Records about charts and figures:
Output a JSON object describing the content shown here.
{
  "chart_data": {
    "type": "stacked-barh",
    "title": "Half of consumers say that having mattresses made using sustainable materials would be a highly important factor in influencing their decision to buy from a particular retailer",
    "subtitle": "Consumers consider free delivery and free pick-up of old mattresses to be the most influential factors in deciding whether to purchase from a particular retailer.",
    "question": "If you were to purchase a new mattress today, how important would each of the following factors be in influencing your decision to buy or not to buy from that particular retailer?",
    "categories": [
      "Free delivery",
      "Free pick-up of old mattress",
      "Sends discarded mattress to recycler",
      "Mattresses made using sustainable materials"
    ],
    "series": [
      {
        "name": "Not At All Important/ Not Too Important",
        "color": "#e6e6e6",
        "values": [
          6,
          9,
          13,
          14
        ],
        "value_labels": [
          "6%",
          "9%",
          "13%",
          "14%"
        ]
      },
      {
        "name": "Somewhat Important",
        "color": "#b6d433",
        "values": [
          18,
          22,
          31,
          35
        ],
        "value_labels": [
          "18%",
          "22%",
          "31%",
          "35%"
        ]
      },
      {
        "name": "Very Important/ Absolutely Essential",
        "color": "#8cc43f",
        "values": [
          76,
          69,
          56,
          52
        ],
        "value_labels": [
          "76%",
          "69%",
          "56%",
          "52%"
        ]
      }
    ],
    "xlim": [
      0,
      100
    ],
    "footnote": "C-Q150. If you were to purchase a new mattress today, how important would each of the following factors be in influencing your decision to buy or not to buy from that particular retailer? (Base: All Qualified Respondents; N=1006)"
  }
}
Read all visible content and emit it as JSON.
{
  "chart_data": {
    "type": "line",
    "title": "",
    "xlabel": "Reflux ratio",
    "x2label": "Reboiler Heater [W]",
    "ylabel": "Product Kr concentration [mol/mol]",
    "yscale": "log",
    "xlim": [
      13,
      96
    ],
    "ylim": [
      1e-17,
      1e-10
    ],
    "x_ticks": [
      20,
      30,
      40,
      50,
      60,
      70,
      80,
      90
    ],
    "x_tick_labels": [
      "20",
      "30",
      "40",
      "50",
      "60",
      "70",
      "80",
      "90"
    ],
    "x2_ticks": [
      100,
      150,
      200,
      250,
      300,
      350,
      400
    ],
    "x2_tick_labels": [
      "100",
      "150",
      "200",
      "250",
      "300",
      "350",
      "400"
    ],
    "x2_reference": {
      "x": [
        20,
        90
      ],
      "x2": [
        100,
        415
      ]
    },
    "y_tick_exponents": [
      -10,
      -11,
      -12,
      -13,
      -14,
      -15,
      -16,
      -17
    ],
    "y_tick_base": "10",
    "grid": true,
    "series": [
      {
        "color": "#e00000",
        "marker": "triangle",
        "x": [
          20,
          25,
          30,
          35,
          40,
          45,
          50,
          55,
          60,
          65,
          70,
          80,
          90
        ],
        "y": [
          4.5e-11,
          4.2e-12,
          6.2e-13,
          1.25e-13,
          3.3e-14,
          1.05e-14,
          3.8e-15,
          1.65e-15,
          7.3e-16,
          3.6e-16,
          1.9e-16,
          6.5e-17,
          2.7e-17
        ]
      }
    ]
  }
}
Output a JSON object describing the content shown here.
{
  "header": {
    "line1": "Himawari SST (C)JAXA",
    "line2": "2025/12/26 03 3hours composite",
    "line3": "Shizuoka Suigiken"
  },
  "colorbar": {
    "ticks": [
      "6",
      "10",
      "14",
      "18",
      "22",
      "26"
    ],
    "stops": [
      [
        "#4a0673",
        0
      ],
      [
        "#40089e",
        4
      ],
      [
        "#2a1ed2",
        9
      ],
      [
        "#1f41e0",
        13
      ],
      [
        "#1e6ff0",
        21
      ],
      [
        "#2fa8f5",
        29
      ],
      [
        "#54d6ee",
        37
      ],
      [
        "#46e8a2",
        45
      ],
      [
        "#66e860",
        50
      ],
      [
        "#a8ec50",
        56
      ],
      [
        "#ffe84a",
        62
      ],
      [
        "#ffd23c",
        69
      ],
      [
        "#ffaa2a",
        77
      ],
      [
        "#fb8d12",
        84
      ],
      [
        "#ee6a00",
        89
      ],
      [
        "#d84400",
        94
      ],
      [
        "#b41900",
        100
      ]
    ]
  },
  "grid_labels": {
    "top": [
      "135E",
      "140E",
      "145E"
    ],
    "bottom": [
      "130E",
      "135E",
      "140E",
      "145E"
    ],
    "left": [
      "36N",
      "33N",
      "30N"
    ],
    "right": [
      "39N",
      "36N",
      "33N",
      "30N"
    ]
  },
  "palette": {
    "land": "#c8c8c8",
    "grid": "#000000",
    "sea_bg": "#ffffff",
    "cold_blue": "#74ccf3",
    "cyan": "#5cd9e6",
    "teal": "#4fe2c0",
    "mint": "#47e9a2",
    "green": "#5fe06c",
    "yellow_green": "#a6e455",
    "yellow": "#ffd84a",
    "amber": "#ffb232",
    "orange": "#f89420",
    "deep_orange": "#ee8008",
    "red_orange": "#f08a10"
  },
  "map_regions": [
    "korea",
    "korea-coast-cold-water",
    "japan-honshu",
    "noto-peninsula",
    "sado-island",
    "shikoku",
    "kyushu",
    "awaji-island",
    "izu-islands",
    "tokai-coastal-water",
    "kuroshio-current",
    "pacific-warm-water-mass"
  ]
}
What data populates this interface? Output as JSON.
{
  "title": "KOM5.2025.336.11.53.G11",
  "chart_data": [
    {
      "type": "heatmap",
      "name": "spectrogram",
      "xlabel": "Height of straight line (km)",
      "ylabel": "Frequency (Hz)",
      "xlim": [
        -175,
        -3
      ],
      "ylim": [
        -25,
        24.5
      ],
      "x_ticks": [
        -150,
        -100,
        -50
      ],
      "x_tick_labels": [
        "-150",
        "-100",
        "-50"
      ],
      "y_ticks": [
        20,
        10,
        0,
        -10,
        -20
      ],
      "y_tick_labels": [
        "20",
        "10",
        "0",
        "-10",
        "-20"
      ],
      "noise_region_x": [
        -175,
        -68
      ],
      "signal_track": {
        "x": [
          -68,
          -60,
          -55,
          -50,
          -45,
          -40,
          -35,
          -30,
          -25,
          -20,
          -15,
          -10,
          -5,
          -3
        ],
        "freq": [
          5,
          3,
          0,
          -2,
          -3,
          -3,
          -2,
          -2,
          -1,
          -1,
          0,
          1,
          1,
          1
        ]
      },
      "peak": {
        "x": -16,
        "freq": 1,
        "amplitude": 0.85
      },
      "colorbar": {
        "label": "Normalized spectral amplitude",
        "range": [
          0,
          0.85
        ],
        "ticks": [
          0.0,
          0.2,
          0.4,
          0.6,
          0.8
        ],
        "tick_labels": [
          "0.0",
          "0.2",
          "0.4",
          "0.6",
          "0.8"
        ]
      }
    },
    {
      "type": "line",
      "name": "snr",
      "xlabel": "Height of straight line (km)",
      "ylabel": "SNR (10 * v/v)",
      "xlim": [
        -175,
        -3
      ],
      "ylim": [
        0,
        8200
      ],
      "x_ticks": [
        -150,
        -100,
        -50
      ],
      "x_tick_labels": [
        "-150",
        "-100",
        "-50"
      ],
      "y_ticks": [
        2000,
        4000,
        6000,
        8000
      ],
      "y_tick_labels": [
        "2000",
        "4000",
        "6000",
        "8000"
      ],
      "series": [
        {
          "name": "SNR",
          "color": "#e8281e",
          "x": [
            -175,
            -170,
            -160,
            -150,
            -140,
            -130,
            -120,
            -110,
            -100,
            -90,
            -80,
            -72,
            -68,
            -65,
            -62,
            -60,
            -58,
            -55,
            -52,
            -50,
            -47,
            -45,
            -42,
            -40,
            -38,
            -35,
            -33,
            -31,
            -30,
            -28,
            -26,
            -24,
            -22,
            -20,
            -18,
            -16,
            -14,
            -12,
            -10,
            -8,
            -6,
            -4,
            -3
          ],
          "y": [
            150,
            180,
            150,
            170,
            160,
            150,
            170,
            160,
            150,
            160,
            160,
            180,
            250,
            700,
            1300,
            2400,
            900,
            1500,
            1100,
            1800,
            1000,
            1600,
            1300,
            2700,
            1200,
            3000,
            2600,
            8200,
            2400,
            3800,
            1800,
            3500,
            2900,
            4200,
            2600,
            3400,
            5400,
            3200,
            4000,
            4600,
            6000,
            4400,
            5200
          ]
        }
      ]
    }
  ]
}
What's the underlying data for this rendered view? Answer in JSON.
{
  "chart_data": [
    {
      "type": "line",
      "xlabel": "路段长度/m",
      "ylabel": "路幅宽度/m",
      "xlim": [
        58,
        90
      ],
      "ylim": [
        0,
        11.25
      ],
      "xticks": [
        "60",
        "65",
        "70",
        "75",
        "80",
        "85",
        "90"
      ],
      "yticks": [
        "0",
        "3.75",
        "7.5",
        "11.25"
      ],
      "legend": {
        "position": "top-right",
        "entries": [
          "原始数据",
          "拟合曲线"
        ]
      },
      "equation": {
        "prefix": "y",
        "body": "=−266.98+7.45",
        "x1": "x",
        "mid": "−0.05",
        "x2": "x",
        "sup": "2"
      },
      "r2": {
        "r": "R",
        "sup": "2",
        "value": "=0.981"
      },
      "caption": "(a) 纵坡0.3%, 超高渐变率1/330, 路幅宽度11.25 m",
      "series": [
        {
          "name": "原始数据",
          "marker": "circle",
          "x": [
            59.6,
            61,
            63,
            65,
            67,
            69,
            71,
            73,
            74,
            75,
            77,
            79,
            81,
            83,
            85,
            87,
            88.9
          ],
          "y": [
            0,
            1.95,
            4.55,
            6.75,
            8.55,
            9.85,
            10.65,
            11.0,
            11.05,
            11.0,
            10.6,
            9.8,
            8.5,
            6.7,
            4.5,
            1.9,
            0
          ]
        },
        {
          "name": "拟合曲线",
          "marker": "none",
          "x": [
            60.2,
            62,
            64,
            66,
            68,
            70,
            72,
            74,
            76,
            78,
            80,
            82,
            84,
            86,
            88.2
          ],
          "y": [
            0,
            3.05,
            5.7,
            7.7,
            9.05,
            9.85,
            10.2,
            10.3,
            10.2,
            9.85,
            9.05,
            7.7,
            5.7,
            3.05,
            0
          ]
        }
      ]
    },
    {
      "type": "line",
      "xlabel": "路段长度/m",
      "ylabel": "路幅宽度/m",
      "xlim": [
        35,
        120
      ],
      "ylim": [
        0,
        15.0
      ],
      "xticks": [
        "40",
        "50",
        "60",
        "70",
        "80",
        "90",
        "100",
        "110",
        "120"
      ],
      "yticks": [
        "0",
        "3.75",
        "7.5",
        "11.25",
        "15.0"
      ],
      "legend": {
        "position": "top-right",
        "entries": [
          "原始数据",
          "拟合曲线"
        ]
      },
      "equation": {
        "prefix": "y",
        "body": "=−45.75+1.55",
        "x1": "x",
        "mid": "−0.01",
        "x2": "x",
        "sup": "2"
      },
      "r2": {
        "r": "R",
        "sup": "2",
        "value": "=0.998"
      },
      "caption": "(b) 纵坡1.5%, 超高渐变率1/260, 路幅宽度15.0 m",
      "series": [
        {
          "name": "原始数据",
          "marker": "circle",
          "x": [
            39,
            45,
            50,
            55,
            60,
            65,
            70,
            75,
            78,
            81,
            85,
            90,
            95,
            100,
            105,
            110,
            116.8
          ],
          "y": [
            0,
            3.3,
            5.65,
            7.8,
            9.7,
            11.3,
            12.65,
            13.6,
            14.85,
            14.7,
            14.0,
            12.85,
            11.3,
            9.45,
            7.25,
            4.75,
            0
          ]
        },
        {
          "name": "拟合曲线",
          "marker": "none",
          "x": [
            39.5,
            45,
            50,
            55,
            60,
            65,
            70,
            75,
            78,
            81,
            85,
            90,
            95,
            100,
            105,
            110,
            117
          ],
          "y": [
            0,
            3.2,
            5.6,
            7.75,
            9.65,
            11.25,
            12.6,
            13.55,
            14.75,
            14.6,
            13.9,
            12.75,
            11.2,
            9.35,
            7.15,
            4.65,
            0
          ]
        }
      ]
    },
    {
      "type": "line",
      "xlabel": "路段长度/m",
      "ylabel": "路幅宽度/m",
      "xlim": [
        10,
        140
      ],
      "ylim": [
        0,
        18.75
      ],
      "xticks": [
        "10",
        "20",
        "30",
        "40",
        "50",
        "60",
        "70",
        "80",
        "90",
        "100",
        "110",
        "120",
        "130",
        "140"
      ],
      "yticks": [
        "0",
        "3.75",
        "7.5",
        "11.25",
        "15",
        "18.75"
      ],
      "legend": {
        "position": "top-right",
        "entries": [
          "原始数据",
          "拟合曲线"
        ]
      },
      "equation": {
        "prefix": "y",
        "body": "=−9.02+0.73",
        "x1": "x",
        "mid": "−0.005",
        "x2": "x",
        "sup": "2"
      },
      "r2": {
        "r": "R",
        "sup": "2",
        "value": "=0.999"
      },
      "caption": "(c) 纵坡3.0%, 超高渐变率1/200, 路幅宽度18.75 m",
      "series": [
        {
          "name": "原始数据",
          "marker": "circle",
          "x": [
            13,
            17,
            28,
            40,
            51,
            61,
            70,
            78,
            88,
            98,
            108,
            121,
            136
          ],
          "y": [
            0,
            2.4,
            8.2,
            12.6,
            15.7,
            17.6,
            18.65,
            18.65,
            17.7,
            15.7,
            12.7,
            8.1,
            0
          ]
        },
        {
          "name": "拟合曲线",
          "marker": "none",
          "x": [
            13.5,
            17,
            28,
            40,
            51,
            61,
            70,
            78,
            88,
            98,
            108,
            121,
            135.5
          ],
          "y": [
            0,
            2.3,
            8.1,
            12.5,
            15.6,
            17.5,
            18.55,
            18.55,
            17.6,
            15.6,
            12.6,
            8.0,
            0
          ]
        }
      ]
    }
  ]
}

◆ **Work to be completed**
Filter the listing above by the word "your"; copy each line that passes.

◆ **The result**
    "question": "If you were to purchase a new mattress today, how important would each of the following factors be in influencing your decision to buy or not to buy from that particular retailer?",
    "footnote": "C-Q150. If you were to purchase a new mattress today, how important would each of the following factors be in influencing your decision to buy or not to buy from that particular retailer? (Base: All Qualified Respondents; N=1006)"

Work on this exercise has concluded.